Given problem:
List every line in the rows below that contains the string "point", matching case exactly.

Dataset rows:
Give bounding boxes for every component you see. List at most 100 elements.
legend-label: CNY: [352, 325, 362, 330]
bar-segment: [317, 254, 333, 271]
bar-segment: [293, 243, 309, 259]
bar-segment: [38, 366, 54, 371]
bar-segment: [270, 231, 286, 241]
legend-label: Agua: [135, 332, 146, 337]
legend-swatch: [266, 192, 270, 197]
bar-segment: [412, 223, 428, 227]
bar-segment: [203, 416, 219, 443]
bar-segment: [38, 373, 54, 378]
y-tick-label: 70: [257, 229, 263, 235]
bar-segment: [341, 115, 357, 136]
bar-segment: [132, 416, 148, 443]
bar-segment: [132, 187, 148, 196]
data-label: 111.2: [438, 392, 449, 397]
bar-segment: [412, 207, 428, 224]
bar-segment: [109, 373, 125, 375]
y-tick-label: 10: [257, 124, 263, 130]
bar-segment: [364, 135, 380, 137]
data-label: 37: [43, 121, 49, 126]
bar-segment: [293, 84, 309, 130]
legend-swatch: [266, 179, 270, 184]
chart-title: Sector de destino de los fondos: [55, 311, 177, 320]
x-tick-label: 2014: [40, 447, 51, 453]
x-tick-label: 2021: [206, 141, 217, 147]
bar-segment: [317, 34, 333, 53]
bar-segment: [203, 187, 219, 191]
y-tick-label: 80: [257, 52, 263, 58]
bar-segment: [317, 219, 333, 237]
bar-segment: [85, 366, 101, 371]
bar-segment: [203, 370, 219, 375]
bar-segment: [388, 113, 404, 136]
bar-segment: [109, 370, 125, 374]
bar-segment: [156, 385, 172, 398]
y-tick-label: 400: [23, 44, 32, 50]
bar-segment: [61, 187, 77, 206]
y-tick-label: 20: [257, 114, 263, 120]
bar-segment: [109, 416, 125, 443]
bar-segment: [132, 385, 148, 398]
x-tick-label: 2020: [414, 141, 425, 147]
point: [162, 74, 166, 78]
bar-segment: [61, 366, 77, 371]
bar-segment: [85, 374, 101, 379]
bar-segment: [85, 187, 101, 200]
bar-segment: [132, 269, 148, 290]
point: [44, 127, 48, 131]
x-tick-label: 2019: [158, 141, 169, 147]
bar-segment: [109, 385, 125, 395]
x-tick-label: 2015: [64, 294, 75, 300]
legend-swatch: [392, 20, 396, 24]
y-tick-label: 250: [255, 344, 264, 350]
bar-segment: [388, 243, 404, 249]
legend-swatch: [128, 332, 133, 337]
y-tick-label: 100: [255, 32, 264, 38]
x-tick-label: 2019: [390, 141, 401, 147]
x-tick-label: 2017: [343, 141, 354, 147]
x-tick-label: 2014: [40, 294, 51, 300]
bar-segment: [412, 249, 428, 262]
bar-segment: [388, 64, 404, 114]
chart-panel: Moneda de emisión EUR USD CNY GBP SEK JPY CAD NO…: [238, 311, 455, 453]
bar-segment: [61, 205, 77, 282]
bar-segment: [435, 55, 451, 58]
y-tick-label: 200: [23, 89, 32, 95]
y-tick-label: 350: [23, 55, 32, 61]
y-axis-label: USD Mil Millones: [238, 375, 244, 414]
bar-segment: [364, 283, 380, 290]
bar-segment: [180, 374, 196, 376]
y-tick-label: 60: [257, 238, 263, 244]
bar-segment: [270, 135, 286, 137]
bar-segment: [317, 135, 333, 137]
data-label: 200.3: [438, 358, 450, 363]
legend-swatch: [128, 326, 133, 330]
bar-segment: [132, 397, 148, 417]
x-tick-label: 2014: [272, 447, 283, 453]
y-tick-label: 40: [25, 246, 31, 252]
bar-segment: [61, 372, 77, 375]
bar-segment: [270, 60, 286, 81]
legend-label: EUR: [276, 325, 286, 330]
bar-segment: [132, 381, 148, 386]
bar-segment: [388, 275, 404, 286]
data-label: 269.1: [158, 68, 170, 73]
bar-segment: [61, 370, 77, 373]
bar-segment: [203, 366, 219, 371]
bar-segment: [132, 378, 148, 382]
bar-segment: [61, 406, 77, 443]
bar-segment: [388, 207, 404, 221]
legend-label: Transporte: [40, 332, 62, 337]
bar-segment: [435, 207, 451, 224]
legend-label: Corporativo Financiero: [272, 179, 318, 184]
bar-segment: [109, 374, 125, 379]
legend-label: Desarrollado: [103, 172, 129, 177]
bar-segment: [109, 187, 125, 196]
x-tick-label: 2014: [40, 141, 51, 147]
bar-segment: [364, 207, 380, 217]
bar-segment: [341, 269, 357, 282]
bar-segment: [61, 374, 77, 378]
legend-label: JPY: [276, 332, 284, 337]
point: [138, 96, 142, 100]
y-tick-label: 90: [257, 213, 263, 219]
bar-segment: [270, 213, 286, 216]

Answer for the task:
point: [162, 74, 166, 78]
point: [44, 127, 48, 131]
point: [138, 96, 142, 100]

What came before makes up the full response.